*Directive*: Please copy every line of the listing below word for word.

Excerpts from a layout annotation set
-- Begin --
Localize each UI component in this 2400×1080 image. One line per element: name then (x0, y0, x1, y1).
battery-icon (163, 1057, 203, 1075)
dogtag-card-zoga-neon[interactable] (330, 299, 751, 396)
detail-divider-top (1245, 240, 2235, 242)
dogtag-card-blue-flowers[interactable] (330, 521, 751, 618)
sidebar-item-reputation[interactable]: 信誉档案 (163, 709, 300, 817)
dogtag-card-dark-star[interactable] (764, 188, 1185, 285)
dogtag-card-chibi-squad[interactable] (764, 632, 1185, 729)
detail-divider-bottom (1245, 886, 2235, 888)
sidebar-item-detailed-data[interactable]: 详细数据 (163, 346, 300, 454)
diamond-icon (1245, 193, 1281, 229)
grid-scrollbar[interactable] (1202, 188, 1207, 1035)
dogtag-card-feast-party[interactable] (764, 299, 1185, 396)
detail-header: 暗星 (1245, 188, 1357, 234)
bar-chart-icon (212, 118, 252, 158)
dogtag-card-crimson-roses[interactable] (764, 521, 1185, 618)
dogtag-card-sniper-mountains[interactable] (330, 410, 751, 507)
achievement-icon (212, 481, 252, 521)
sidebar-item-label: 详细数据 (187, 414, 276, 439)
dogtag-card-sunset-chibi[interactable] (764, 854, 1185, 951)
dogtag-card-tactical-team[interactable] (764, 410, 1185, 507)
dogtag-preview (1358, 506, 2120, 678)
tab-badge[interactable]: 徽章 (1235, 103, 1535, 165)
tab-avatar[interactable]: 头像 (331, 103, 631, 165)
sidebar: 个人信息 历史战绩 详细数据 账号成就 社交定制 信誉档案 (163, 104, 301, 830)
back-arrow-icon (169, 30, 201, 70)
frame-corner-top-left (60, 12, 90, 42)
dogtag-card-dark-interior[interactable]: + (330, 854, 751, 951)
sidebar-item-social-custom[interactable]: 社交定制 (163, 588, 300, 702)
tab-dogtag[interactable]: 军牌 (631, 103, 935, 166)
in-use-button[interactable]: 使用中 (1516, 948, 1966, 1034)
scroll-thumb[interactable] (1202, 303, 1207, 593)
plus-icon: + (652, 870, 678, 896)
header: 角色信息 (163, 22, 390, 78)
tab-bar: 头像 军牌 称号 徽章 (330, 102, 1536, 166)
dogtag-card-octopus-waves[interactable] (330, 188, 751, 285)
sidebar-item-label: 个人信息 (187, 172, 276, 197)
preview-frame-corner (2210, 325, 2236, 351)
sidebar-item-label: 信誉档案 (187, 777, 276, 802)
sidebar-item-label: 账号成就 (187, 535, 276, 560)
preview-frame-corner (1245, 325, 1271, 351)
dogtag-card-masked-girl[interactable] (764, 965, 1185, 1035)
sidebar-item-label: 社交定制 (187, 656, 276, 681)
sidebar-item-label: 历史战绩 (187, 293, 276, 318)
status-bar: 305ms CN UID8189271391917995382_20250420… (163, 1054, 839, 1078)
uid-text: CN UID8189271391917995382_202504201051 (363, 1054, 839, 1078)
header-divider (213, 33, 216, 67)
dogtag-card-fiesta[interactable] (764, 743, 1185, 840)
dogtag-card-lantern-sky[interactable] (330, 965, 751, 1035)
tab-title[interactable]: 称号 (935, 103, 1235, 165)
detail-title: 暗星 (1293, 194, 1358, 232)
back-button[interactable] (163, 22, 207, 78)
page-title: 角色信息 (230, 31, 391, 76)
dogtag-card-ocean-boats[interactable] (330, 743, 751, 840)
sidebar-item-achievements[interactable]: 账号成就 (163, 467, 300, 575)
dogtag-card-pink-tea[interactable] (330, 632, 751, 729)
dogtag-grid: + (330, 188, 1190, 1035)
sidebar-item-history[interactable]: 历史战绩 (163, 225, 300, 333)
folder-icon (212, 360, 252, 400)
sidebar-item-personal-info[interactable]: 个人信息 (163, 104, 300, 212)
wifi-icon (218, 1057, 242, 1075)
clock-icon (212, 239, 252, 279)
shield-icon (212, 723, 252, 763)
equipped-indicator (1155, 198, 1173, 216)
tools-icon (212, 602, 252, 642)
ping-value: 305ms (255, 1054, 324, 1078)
-- End --
*Output for this task*:
Localize each UI component in this 2400×1080 image. One line per element: name then (x0, y0, x1, y1).
battery-icon (163, 1057, 203, 1075)
dogtag-card-zoga-neon[interactable] (330, 299, 751, 396)
detail-divider-top (1245, 240, 2235, 242)
dogtag-card-blue-flowers[interactable] (330, 521, 751, 618)
sidebar-item-reputation[interactable]: 信誉档案 (163, 709, 300, 817)
dogtag-card-dark-star[interactable] (764, 188, 1185, 285)
dogtag-card-chibi-squad[interactable] (764, 632, 1185, 729)
detail-divider-bottom (1245, 886, 2235, 888)
sidebar-item-detailed-data[interactable]: 详细数据 (163, 346, 300, 454)
diamond-icon (1245, 193, 1281, 229)
grid-scrollbar[interactable] (1202, 188, 1207, 1035)
dogtag-card-feast-party[interactable] (764, 299, 1185, 396)
detail-header: 暗星 (1245, 188, 1357, 234)
bar-chart-icon (212, 118, 252, 158)
dogtag-card-crimson-roses[interactable] (764, 521, 1185, 618)
dogtag-card-sniper-mountains[interactable] (330, 410, 751, 507)
achievement-icon (212, 481, 252, 521)
sidebar-item-label: 详细数据 (187, 414, 276, 439)
dogtag-card-sunset-chibi[interactable] (764, 854, 1185, 951)
dogtag-card-tactical-team[interactable] (764, 410, 1185, 507)
dogtag-preview (1358, 506, 2120, 678)
tab-badge[interactable]: 徽章 (1235, 103, 1535, 165)
tab-avatar[interactable]: 头像 (331, 103, 631, 165)
sidebar: 个人信息 历史战绩 详细数据 账号成就 社交定制 信誉档案 (163, 104, 301, 830)
back-arrow-icon (169, 30, 201, 70)
frame-corner-top-left (60, 12, 90, 42)
dogtag-card-dark-interior[interactable]: + (330, 854, 751, 951)
sidebar-item-social-custom[interactable]: 社交定制 (163, 588, 300, 702)
tab-dogtag[interactable]: 军牌 (631, 103, 935, 166)
in-use-button[interactable]: 使用中 (1516, 948, 1966, 1034)
scroll-thumb[interactable] (1202, 303, 1207, 593)
plus-icon: + (652, 870, 678, 896)
header: 角色信息 (163, 22, 390, 78)
tab-bar: 头像 军牌 称号 徽章 (330, 102, 1536, 166)
dogtag-card-octopus-waves[interactable] (330, 188, 751, 285)
sidebar-item-label: 个人信息 (187, 172, 276, 197)
preview-frame-corner (2210, 325, 2236, 351)
sidebar-item-label: 信誉档案 (187, 777, 276, 802)
sidebar-item-label: 账号成就 (187, 535, 276, 560)
preview-frame-corner (1245, 325, 1271, 351)
dogtag-card-masked-girl[interactable] (764, 965, 1185, 1035)
sidebar-item-label: 社交定制 (187, 656, 276, 681)
sidebar-item-label: 历史战绩 (187, 293, 276, 318)
status-bar: 305ms CN UID8189271391917995382_20250420… (163, 1054, 839, 1078)
uid-text: CN UID8189271391917995382_202504201051 (363, 1054, 839, 1078)
header-divider (213, 33, 216, 67)
dogtag-card-fiesta[interactable] (764, 743, 1185, 840)
dogtag-card-lantern-sky[interactable] (330, 965, 751, 1035)
tab-title[interactable]: 称号 (935, 103, 1235, 165)
detail-title: 暗星 (1293, 194, 1358, 232)
back-button[interactable] (163, 22, 207, 78)
page-title: 角色信息 (230, 31, 391, 76)
dogtag-card-ocean-boats[interactable] (330, 743, 751, 840)
sidebar-item-achievements[interactable]: 账号成就 (163, 467, 300, 575)
dogtag-card-pink-tea[interactable] (330, 632, 751, 729)
dogtag-grid: + (330, 188, 1190, 1035)
sidebar-item-history[interactable]: 历史战绩 (163, 225, 300, 333)
folder-icon (212, 360, 252, 400)
sidebar-item-personal-info[interactable]: 个人信息 (163, 104, 300, 212)
wifi-icon (218, 1057, 242, 1075)
clock-icon (212, 239, 252, 279)
shield-icon (212, 723, 252, 763)
equipped-indicator (1155, 198, 1173, 216)
tools-icon (212, 602, 252, 642)
ping-value: 305ms (255, 1054, 324, 1078)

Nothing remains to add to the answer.